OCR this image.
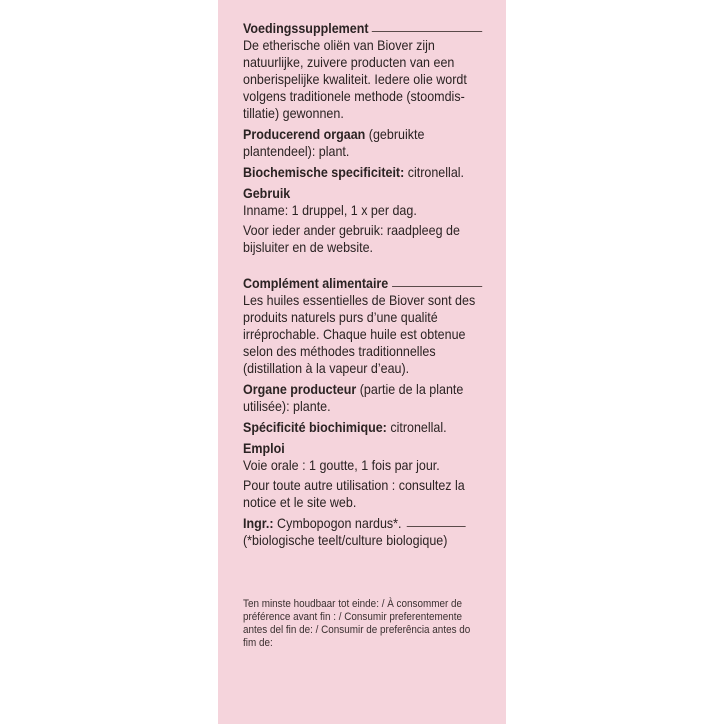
Voedingssupplement

De etherische oliën van Biover zijn natuurlijke, zuivere producten van een onberispelijke kwaliteit. Iedere olie wordt volgens traditionele methode (stoomdis-tillatie) gewonnen.

Producerend orgaan (gebruikte plantendeel): plant.

Biochemische specificiteit: citronellal.

Gebruik

Inname: 1 druppel, 1 x per dag.

Voor ieder ander gebruik: raadpleeg de bijsluiter en de website.

Complément alimentaire

Les huiles essentielles de Biover sont des produits naturels purs d’une qualité irréprochable. Chaque huile est obtenue selon des méthodes traditionnelles (distillation à la vapeur d’eau).

Organe producteur (partie de la plante utilisée): plante.

Spécificité biochimique: citronellal.

Emploi

Voie orale : 1 goutte, 1 fois par jour.

Pour toute autre utilisation : consultez la notice et le site web.

Ingr.: Cymbopogon nardus*.

(*biologische teelt/culture biologique)

Ten minste houdbaar tot einde: / À consommer de préférence avant fin : / Consumir preferentemente antes del fin de: / Consumir de preferência antes do fim de:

-=-=-=-=-

**Your task**
Copy all lines of the listing above that contain the string "citronellal".

**Output below**
Biochemische specificiteit: citronellal.
Spécificité biochimique: citronellal.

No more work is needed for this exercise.